MATERIAL FOR THIS EXERCISE -

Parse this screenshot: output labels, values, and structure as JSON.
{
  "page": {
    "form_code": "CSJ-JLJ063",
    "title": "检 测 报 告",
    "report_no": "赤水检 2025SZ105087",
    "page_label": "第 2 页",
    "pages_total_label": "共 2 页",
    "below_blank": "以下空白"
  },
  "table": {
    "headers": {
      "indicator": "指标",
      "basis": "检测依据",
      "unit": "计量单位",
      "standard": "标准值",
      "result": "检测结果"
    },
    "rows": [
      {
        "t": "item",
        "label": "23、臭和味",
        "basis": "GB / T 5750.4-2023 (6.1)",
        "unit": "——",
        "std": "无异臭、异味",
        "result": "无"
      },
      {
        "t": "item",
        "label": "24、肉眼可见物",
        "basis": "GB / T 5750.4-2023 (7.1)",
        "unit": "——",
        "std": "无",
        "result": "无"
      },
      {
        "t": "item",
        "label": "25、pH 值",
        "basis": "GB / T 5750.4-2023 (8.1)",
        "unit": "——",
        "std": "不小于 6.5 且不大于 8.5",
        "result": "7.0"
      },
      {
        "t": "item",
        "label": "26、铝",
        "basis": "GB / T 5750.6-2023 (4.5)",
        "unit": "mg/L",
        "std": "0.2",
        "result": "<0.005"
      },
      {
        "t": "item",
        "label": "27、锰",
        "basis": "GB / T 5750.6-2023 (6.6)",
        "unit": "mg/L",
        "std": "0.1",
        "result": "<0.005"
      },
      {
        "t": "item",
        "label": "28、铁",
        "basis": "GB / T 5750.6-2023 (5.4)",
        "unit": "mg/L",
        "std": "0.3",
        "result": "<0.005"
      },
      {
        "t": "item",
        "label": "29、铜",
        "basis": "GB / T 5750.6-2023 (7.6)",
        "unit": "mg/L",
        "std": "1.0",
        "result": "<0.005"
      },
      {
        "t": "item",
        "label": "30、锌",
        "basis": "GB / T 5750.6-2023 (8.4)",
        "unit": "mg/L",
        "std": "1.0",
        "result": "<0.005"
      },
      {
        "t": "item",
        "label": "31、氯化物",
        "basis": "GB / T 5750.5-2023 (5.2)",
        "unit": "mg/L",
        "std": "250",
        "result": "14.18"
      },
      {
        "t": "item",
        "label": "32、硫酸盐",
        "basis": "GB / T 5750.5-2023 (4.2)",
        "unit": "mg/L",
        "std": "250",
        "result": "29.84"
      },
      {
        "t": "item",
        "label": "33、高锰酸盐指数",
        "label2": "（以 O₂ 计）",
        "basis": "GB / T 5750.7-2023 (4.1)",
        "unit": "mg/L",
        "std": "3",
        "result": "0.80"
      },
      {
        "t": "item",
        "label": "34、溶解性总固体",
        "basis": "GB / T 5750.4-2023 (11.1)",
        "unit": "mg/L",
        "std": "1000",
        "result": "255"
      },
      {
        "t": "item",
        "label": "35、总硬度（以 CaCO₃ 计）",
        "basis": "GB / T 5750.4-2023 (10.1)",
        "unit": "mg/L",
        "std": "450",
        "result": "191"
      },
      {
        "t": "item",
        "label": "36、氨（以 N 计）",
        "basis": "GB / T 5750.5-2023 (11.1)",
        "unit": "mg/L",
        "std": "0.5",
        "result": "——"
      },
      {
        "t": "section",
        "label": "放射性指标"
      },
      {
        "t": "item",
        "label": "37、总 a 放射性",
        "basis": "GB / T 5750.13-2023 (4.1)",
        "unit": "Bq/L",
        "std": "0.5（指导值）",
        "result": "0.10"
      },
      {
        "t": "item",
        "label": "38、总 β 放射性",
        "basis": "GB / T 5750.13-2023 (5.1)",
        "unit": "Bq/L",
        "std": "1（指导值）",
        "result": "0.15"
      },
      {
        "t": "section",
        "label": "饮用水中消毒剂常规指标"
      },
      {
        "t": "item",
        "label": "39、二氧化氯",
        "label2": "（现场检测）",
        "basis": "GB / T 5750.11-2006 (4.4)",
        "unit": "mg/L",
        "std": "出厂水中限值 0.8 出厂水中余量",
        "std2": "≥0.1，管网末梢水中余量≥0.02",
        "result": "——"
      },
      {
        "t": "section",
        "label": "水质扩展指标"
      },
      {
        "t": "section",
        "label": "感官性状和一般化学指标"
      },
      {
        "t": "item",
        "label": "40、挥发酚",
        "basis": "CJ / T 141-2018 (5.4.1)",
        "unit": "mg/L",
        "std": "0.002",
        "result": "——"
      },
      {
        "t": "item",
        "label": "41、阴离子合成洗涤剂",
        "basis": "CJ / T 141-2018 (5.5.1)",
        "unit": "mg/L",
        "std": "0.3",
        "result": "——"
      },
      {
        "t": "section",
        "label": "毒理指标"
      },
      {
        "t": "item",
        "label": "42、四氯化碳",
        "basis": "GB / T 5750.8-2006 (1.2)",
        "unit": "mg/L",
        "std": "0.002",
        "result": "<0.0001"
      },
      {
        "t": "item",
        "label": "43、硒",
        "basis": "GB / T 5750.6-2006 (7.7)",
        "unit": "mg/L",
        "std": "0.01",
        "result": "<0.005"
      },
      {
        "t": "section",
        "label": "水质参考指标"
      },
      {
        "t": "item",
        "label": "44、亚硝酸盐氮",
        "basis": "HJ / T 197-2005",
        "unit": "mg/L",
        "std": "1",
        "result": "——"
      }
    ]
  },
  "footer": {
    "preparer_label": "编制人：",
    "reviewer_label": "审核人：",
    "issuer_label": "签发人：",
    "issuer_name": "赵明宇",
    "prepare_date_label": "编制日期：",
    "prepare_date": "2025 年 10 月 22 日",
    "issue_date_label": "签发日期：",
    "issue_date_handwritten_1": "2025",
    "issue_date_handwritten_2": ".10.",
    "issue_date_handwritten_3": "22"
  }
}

GOAL OF THE EXERCISE - Return the whole listing exactly, with every line included.

SOLVED EXERCISE -
Parse this screenshot: output labels, values, and structure as JSON.
{
  "page": {
    "form_code": "CSJ-JLJ063",
    "title": "检 测 报 告",
    "report_no": "赤水检 2025SZ105087",
    "page_label": "第 2 页",
    "pages_total_label": "共 2 页",
    "below_blank": "以下空白"
  },
  "table": {
    "headers": {
      "indicator": "指标",
      "basis": "检测依据",
      "unit": "计量单位",
      "standard": "标准值",
      "result": "检测结果"
    },
    "rows": [
      {
        "t": "item",
        "label": "23、臭和味",
        "basis": "GB / T 5750.4-2023 (6.1)",
        "unit": "——",
        "std": "无异臭、异味",
        "result": "无"
      },
      {
        "t": "item",
        "label": "24、肉眼可见物",
        "basis": "GB / T 5750.4-2023 (7.1)",
        "unit": "——",
        "std": "无",
        "result": "无"
      },
      {
        "t": "item",
        "label": "25、pH 值",
        "basis": "GB / T 5750.4-2023 (8.1)",
        "unit": "——",
        "std": "不小于 6.5 且不大于 8.5",
        "result": "7.0"
      },
      {
        "t": "item",
        "label": "26、铝",
        "basis": "GB / T 5750.6-2023 (4.5)",
        "unit": "mg/L",
        "std": "0.2",
        "result": "<0.005"
      },
      {
        "t": "item",
        "label": "27、锰",
        "basis": "GB / T 5750.6-2023 (6.6)",
        "unit": "mg/L",
        "std": "0.1",
        "result": "<0.005"
      },
      {
        "t": "item",
        "label": "28、铁",
        "basis": "GB / T 5750.6-2023 (5.4)",
        "unit": "mg/L",
        "std": "0.3",
        "result": "<0.005"
      },
      {
        "t": "item",
        "label": "29、铜",
        "basis": "GB / T 5750.6-2023 (7.6)",
        "unit": "mg/L",
        "std": "1.0",
        "result": "<0.005"
      },
      {
        "t": "item",
        "label": "30、锌",
        "basis": "GB / T 5750.6-2023 (8.4)",
        "unit": "mg/L",
        "std": "1.0",
        "result": "<0.005"
      },
      {
        "t": "item",
        "label": "31、氯化物",
        "basis": "GB / T 5750.5-2023 (5.2)",
        "unit": "mg/L",
        "std": "250",
        "result": "14.18"
      },
      {
        "t": "item",
        "label": "32、硫酸盐",
        "basis": "GB / T 5750.5-2023 (4.2)",
        "unit": "mg/L",
        "std": "250",
        "result": "29.84"
      },
      {
        "t": "item",
        "label": "33、高锰酸盐指数",
        "label2": "（以 O₂ 计）",
        "basis": "GB / T 5750.7-2023 (4.1)",
        "unit": "mg/L",
        "std": "3",
        "result": "0.80"
      },
      {
        "t": "item",
        "label": "34、溶解性总固体",
        "basis": "GB / T 5750.4-2023 (11.1)",
        "unit": "mg/L",
        "std": "1000",
        "result": "255"
      },
      {
        "t": "item",
        "label": "35、总硬度（以 CaCO₃ 计）",
        "basis": "GB / T 5750.4-2023 (10.1)",
        "unit": "mg/L",
        "std": "450",
        "result": "191"
      },
      {
        "t": "item",
        "label": "36、氨（以 N 计）",
        "basis": "GB / T 5750.5-2023 (11.1)",
        "unit": "mg/L",
        "std": "0.5",
        "result": "——"
      },
      {
        "t": "section",
        "label": "放射性指标"
      },
      {
        "t": "item",
        "label": "37、总 a 放射性",
        "basis": "GB / T 5750.13-2023 (4.1)",
        "unit": "Bq/L",
        "std": "0.5（指导值）",
        "result": "0.10"
      },
      {
        "t": "item",
        "label": "38、总 β 放射性",
        "basis": "GB / T 5750.13-2023 (5.1)",
        "unit": "Bq/L",
        "std": "1（指导值）",
        "result": "0.15"
      },
      {
        "t": "section",
        "label": "饮用水中消毒剂常规指标"
      },
      {
        "t": "item",
        "label": "39、二氧化氯",
        "label2": "（现场检测）",
        "basis": "GB / T 5750.11-2006 (4.4)",
        "unit": "mg/L",
        "std": "出厂水中限值 0.8 出厂水中余量",
        "std2": "≥0.1，管网末梢水中余量≥0.02",
        "result": "——"
      },
      {
        "t": "section",
        "label": "水质扩展指标"
      },
      {
        "t": "section",
        "label": "感官性状和一般化学指标"
      },
      {
        "t": "item",
        "label": "40、挥发酚",
        "basis": "CJ / T 141-2018 (5.4.1)",
        "unit": "mg/L",
        "std": "0.002",
        "result": "——"
      },
      {
        "t": "item",
        "label": "41、阴离子合成洗涤剂",
        "basis": "CJ / T 141-2018 (5.5.1)",
        "unit": "mg/L",
        "std": "0.3",
        "result": "——"
      },
      {
        "t": "section",
        "label": "毒理指标"
      },
      {
        "t": "item",
        "label": "42、四氯化碳",
        "basis": "GB / T 5750.8-2006 (1.2)",
        "unit": "mg/L",
        "std": "0.002",
        "result": "<0.0001"
      },
      {
        "t": "item",
        "label": "43、硒",
        "basis": "GB / T 5750.6-2006 (7.7)",
        "unit": "mg/L",
        "std": "0.01",
        "result": "<0.005"
      },
      {
        "t": "section",
        "label": "水质参考指标"
      },
      {
        "t": "item",
        "label": "44、亚硝酸盐氮",
        "basis": "HJ / T 197-2005",
        "unit": "mg/L",
        "std": "1",
        "result": "——"
      }
    ]
  },
  "footer": {
    "preparer_label": "编制人：",
    "reviewer_label": "审核人：",
    "issuer_label": "签发人：",
    "issuer_name": "赵明宇",
    "prepare_date_label": "编制日期：",
    "prepare_date": "2025 年 10 月 22 日",
    "issue_date_label": "签发日期：",
    "issue_date_handwritten_1": "2025",
    "issue_date_handwritten_2": ".10.",
    "issue_date_handwritten_3": "22"
  }
}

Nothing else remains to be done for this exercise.